[RECORDED DATA]

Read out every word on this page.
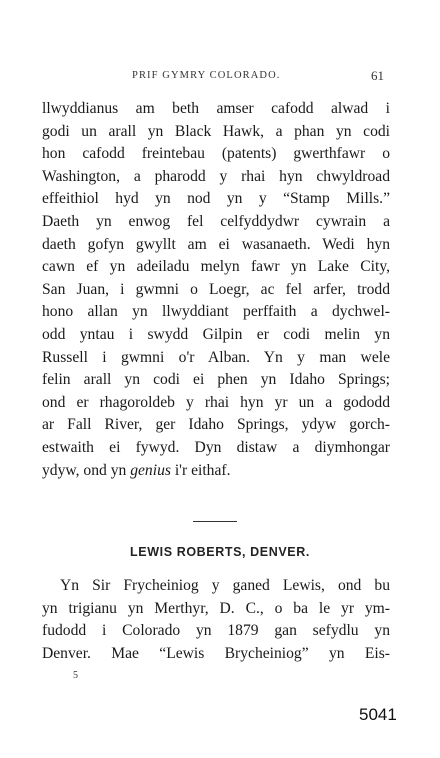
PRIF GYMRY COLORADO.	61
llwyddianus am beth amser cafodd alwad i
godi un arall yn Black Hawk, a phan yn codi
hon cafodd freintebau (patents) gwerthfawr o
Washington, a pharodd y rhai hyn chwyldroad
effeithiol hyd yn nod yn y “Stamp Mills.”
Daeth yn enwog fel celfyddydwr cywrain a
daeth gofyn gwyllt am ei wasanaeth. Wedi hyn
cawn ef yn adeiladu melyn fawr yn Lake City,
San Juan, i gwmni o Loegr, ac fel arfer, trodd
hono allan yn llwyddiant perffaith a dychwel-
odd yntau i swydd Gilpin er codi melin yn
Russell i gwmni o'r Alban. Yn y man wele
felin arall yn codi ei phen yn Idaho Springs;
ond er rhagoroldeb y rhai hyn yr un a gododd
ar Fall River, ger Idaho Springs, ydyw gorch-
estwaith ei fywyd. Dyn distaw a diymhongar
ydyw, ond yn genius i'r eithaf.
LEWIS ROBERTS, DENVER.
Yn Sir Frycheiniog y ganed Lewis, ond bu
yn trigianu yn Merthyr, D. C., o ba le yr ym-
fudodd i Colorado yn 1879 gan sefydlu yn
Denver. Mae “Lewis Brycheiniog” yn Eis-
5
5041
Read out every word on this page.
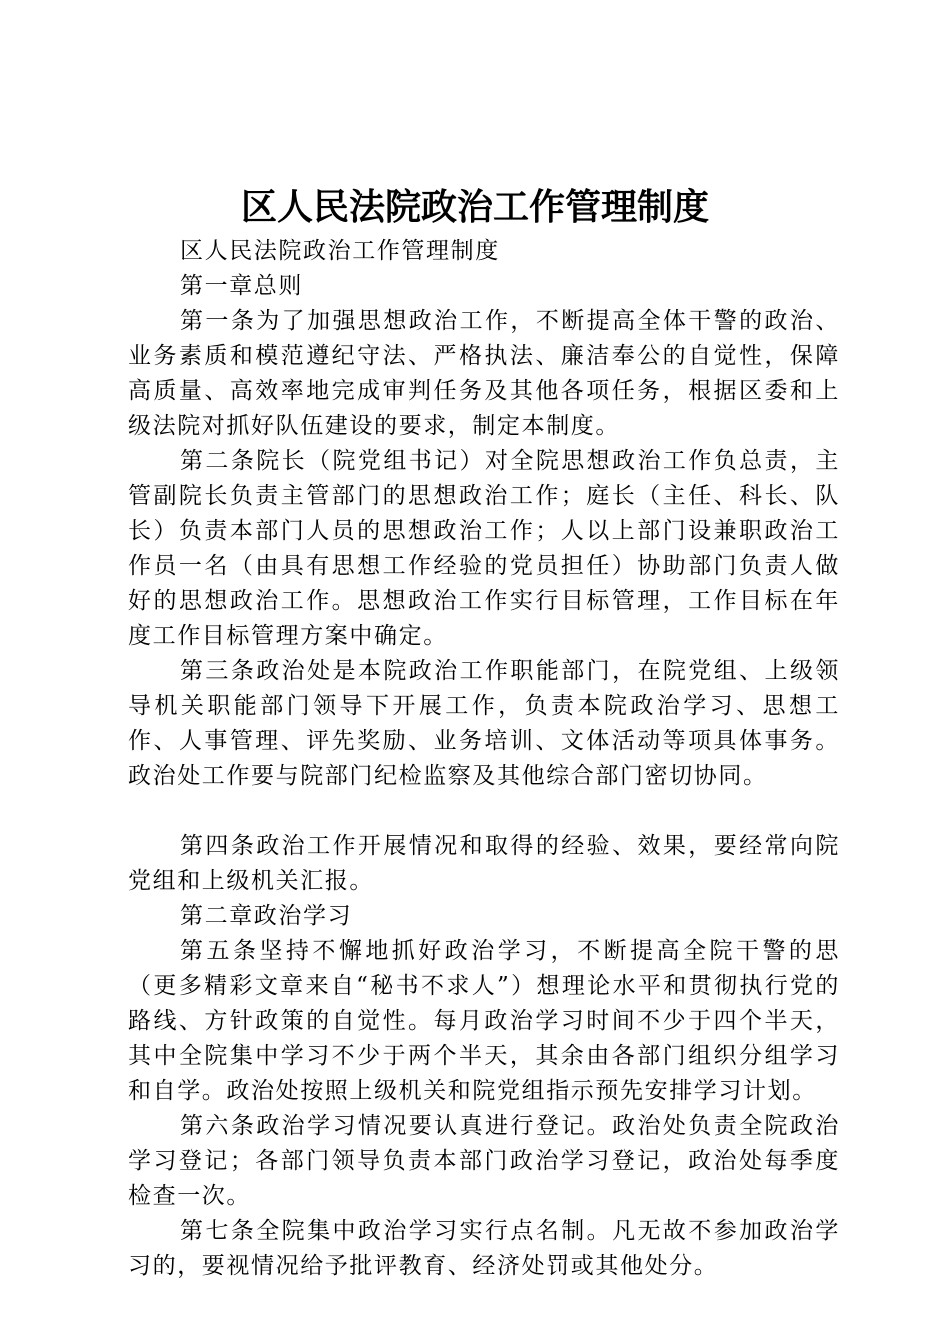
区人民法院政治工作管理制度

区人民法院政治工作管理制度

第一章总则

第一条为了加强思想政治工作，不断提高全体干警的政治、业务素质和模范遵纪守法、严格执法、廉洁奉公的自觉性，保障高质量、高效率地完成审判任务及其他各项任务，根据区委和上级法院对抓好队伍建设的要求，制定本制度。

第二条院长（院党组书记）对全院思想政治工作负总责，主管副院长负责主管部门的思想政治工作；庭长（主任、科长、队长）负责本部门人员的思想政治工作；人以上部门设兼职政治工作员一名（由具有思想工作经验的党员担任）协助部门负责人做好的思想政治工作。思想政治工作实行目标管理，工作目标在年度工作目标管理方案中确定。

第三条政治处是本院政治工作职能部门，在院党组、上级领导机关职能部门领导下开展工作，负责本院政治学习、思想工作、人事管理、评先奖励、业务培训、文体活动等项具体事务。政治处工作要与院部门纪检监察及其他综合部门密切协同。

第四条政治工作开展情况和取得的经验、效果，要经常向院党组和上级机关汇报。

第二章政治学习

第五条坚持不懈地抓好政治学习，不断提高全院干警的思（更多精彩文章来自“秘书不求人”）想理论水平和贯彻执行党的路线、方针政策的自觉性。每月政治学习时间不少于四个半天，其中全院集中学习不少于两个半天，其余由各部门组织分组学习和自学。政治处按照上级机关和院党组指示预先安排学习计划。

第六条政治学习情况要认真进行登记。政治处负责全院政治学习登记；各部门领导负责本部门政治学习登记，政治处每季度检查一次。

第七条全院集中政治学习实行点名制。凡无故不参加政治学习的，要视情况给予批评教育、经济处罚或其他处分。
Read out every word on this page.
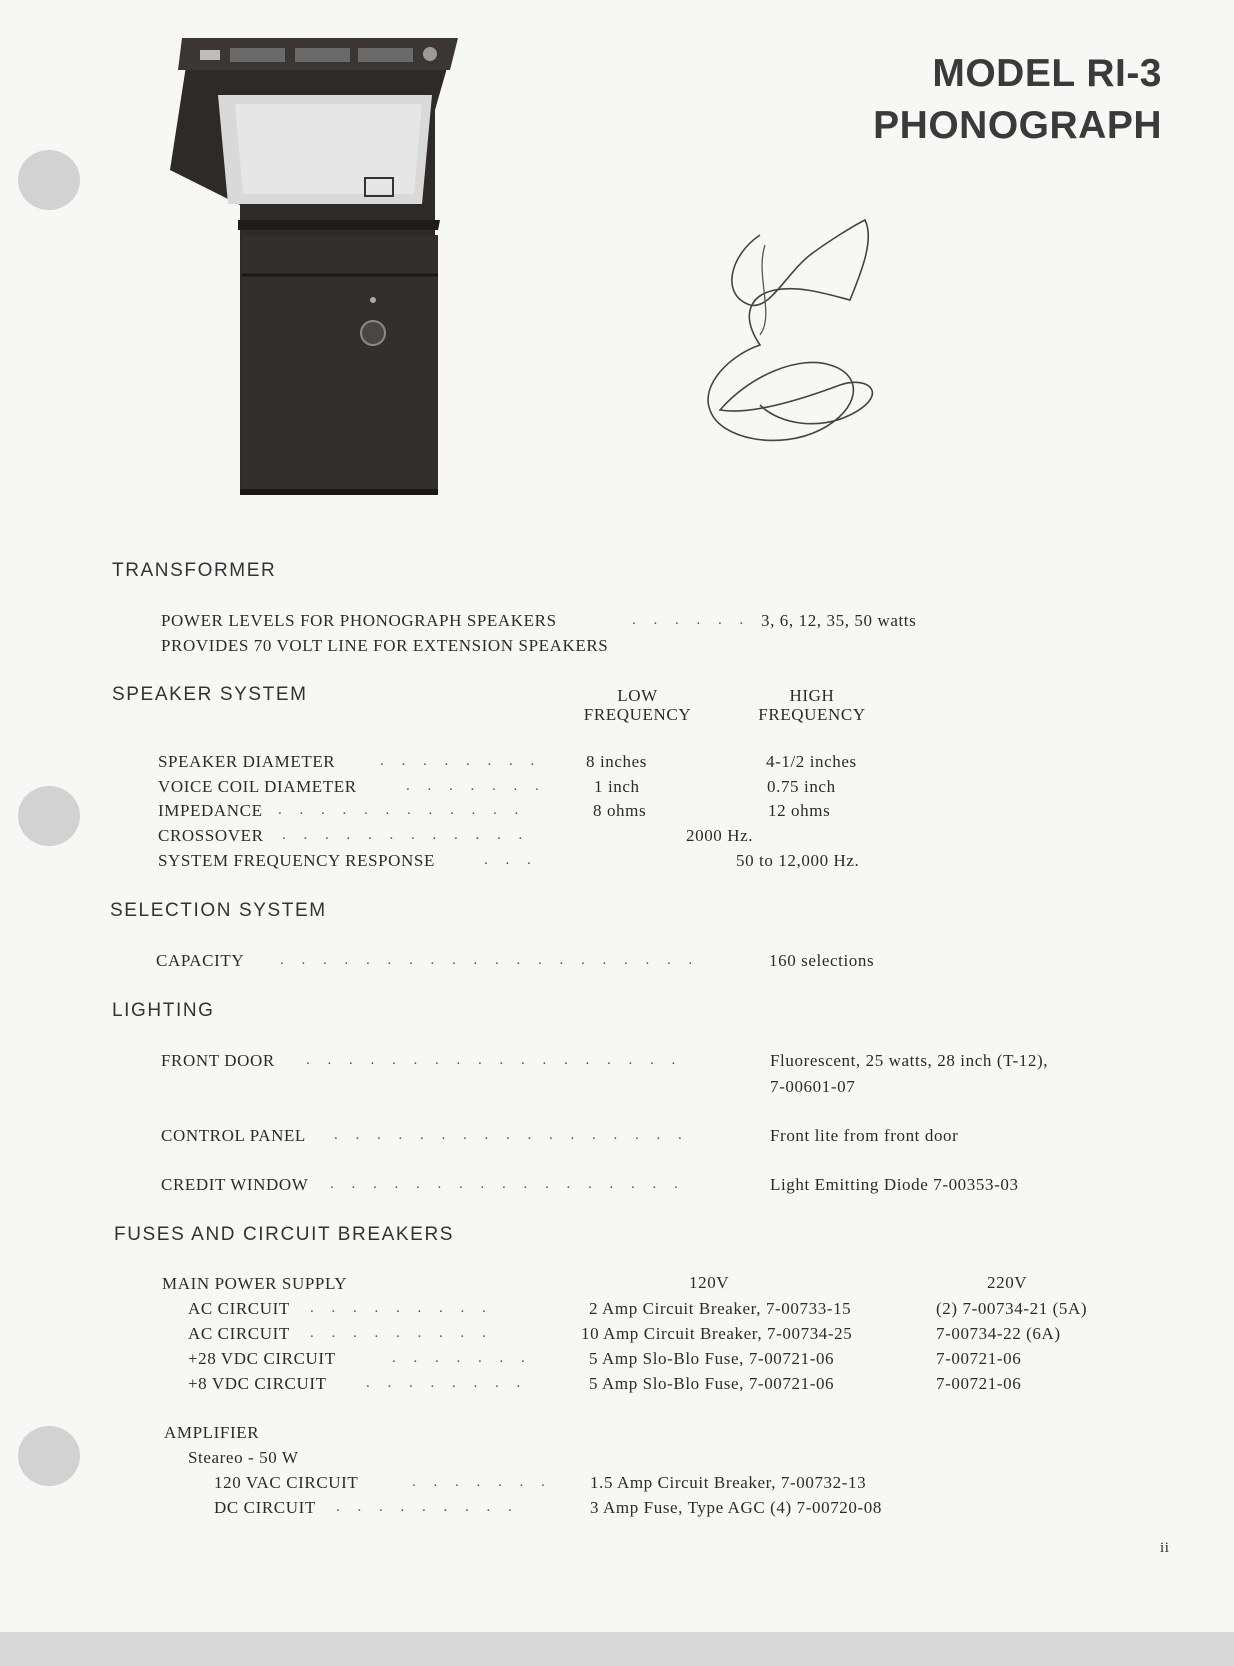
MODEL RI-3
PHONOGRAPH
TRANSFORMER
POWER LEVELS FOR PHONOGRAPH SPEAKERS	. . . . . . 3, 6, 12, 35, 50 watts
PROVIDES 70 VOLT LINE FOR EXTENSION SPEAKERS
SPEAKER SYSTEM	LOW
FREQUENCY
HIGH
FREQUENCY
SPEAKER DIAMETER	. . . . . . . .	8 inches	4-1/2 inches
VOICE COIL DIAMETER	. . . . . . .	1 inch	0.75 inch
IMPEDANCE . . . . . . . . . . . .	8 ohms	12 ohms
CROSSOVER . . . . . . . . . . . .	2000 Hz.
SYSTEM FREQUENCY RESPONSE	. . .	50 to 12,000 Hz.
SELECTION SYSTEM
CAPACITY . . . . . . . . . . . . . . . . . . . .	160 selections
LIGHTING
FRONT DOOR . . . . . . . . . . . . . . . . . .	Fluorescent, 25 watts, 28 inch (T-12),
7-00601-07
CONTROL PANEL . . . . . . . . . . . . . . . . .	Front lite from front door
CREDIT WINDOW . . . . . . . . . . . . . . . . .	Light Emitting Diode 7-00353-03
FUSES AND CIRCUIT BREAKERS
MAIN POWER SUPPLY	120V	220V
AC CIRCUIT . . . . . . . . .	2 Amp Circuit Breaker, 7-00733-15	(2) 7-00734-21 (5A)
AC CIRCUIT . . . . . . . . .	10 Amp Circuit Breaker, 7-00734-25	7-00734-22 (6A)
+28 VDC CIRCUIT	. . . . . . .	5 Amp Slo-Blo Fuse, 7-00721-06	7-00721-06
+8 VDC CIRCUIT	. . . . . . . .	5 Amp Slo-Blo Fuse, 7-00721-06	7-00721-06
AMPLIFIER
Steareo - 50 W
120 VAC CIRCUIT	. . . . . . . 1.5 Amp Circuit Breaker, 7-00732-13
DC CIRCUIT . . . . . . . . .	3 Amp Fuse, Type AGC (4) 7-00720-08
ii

[YOUR TASK]
Leave out the pictures and print every line of the data exactly.

[TASK RESPONSE]
Read out every word on this page.
PRIF GYMRY COLORADO.	61
llwyddianus am beth amser cafodd alwad i
godi un arall yn Black Hawk, a phan yn codi
hon cafodd freintebau (patents) gwerthfawr o
Washington, a pharodd y rhai hyn chwyldroad
effeithiol hyd yn nod yn y “Stamp Mills.”
Daeth yn enwog fel celfyddydwr cywrain a
daeth gofyn gwyllt am ei wasanaeth. Wedi hyn
cawn ef yn adeiladu melyn fawr yn Lake City,
San Juan, i gwmni o Loegr, ac fel arfer, trodd
hono allan yn llwyddiant perffaith a dychwel-
odd yntau i swydd Gilpin er codi melin yn
Russell i gwmni o'r Alban. Yn y man wele
felin arall yn codi ei phen yn Idaho Springs;
ond er rhagoroldeb y rhai hyn yr un a gododd
ar Fall River, ger Idaho Springs, ydyw gorch-
estwaith ei fywyd. Dyn distaw a diymhongar
ydyw, ond yn genius i'r eithaf.
LEWIS ROBERTS, DENVER.
Yn Sir Frycheiniog y ganed Lewis, ond bu
yn trigianu yn Merthyr, D. C., o ba le yr ym-
fudodd i Colorado yn 1879 gan sefydlu yn
Denver. Mae “Lewis Brycheiniog” yn Eis-
5
5041
Read out every word on this page.
区人民法院政治工作管理制度

区人民法院政治工作管理制度

第一章总则

第一条为了加强思想政治工作，不断提高全体干警的政治、业务素质和模范遵纪守法、严格执法、廉洁奉公的自觉性，保障高质量、高效率地完成审判任务及其他各项任务，根据区委和上级法院对抓好队伍建设的要求，制定本制度。

第二条院长（院党组书记）对全院思想政治工作负总责，主管副院长负责主管部门的思想政治工作；庭长（主任、科长、队长）负责本部门人员的思想政治工作；人以上部门设兼职政治工作员一名（由具有思想工作经验的党员担任）协助部门负责人做好的思想政治工作。思想政治工作实行目标管理，工作目标在年度工作目标管理方案中确定。

第三条政治处是本院政治工作职能部门，在院党组、上级领导机关职能部门领导下开展工作，负责本院政治学习、思想工作、人事管理、评先奖励、业务培训、文体活动等项具体事务。政治处工作要与院部门纪检监察及其他综合部门密切协同。

第四条政治工作开展情况和取得的经验、效果，要经常向院党组和上级机关汇报。

第二章政治学习

第五条坚持不懈地抓好政治学习，不断提高全院干警的思（更多精彩文章来自“秘书不求人”）想理论水平和贯彻执行党的路线、方针政策的自觉性。每月政治学习时间不少于四个半天，其中全院集中学习不少于两个半天，其余由各部门组织分组学习和自学。政治处按照上级机关和院党组指示预先安排学习计划。

第六条政治学习情况要认真进行登记。政治处负责全院政治学习登记；各部门领导负责本部门政治学习登记，政治处每季度检查一次。

第七条全院集中政治学习实行点名制。凡无故不参加政治学习的，要视情况给予批评教育、经济处罚或其他处分。
Read out every word on this page.
MODEL RI-3
PHONOGRAPH
TRANSFORMER
POWER LEVELS FOR PHONOGRAPH SPEAKERS	. . . . . . 3, 6, 12, 35, 50 watts
PROVIDES 70 VOLT LINE FOR EXTENSION SPEAKERS
SPEAKER SYSTEM	LOW
FREQUENCY
HIGH
FREQUENCY
SPEAKER DIAMETER	. . . . . . . .	8 inches	4-1/2 inches
VOICE COIL DIAMETER	. . . . . . .	1 inch	0.75 inch
IMPEDANCE . . . . . . . . . . . .	8 ohms	12 ohms
CROSSOVER . . . . . . . . . . . .	2000 Hz.
SYSTEM FREQUENCY RESPONSE	. . .	50 to 12,000 Hz.
SELECTION SYSTEM
CAPACITY . . . . . . . . . . . . . . . . . . . .	160 selections
LIGHTING
FRONT DOOR . . . . . . . . . . . . . . . . . .	Fluorescent, 25 watts, 28 inch (T-12),
7-00601-07
CONTROL PANEL . . . . . . . . . . . . . . . . .	Front lite from front door
CREDIT WINDOW . . . . . . . . . . . . . . . . .	Light Emitting Diode 7-00353-03
FUSES AND CIRCUIT BREAKERS
MAIN POWER SUPPLY	120V	220V
AC CIRCUIT . . . . . . . . .	2 Amp Circuit Breaker, 7-00733-15	(2) 7-00734-21 (5A)
AC CIRCUIT . . . . . . . . .	10 Amp Circuit Breaker, 7-00734-25	7-00734-22 (6A)
+28 VDC CIRCUIT	. . . . . . .	5 Amp Slo-Blo Fuse, 7-00721-06	7-00721-06
+8 VDC CIRCUIT	. . . . . . . .	5 Amp Slo-Blo Fuse, 7-00721-06	7-00721-06
AMPLIFIER
Steareo - 50 W
120 VAC CIRCUIT	. . . . . . . 1.5 Amp Circuit Breaker, 7-00732-13
DC CIRCUIT . . . . . . . . .	3 Amp Fuse, Type AGC (4) 7-00720-08
ii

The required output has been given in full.